Task brief: Gather up all lines that carry the word "perspective".

——

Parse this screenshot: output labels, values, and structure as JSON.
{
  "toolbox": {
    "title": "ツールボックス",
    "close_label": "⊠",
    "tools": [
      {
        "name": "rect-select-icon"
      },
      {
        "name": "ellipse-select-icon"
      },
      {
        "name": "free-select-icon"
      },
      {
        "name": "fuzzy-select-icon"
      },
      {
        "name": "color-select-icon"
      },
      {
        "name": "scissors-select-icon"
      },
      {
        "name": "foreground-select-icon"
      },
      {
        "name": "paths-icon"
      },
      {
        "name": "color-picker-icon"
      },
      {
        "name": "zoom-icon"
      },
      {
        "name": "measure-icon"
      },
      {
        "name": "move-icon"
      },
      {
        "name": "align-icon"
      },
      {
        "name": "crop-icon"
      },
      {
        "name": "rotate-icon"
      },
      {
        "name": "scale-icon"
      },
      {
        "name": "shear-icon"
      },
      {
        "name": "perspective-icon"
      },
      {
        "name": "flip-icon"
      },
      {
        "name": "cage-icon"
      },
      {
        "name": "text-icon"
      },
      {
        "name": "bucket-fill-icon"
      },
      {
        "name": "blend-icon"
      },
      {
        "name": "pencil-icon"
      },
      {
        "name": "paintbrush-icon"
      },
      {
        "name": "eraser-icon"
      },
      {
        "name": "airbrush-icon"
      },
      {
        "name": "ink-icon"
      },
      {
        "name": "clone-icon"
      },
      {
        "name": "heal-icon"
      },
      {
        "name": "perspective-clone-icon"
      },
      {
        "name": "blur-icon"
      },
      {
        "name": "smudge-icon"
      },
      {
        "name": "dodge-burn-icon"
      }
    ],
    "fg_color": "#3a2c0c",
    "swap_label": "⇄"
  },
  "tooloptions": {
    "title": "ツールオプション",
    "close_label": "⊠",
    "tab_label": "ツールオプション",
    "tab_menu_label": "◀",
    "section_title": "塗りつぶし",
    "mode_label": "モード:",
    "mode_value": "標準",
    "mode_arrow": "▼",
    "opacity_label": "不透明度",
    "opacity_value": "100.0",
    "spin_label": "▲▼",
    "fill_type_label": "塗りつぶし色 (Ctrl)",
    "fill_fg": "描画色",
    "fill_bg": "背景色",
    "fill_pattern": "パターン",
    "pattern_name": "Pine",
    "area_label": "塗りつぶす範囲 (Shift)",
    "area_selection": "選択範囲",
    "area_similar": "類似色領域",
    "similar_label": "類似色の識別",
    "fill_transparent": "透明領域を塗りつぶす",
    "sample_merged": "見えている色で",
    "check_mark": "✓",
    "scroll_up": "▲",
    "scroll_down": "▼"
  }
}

——

Solution:
        "name": "perspective-icon"
        "name": "perspective-clone-icon"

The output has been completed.